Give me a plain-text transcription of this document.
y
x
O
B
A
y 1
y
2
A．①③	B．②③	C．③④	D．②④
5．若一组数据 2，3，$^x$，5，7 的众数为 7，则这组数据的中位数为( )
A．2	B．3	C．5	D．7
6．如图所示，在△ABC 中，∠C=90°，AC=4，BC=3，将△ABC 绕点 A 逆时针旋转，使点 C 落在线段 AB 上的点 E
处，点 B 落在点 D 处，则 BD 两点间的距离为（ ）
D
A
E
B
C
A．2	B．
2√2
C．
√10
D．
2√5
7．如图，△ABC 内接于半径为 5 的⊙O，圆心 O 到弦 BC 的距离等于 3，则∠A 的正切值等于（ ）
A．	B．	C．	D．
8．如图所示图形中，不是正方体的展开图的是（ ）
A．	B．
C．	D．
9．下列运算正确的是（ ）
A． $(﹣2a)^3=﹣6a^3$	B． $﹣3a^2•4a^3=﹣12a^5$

▸ EXERCISE GOAL:
Retype all the records, matching them exactly.

▸ TASK RESULT:
Give me a plain-text transcription of this document.
y
x
O
B
A
y 1
y
2
A．①③	B．②③	C．③④	D．②④
5．若一组数据 2，3，$^x$，5，7 的众数为 7，则这组数据的中位数为( )
A．2	B．3	C．5	D．7
6．如图所示，在△ABC 中，∠C=90°，AC=4，BC=3，将△ABC 绕点 A 逆时针旋转，使点 C 落在线段 AB 上的点 E
处，点 B 落在点 D 处，则 BD 两点间的距离为（ ）
D
A
E
B
C
A．2	B．
2√2
C．
√10
D．
2√5
7．如图，△ABC 内接于半径为 5 的⊙O，圆心 O 到弦 BC 的距离等于 3，则∠A 的正切值等于（ ）
A．	B．	C．	D．
8．如图所示图形中，不是正方体的展开图的是（ ）
A．	B．
C．	D．
9．下列运算正确的是（ ）
A． $(﹣2a)^3=﹣6a^3$	B． $﹣3a^2•4a^3=﹣12a^5$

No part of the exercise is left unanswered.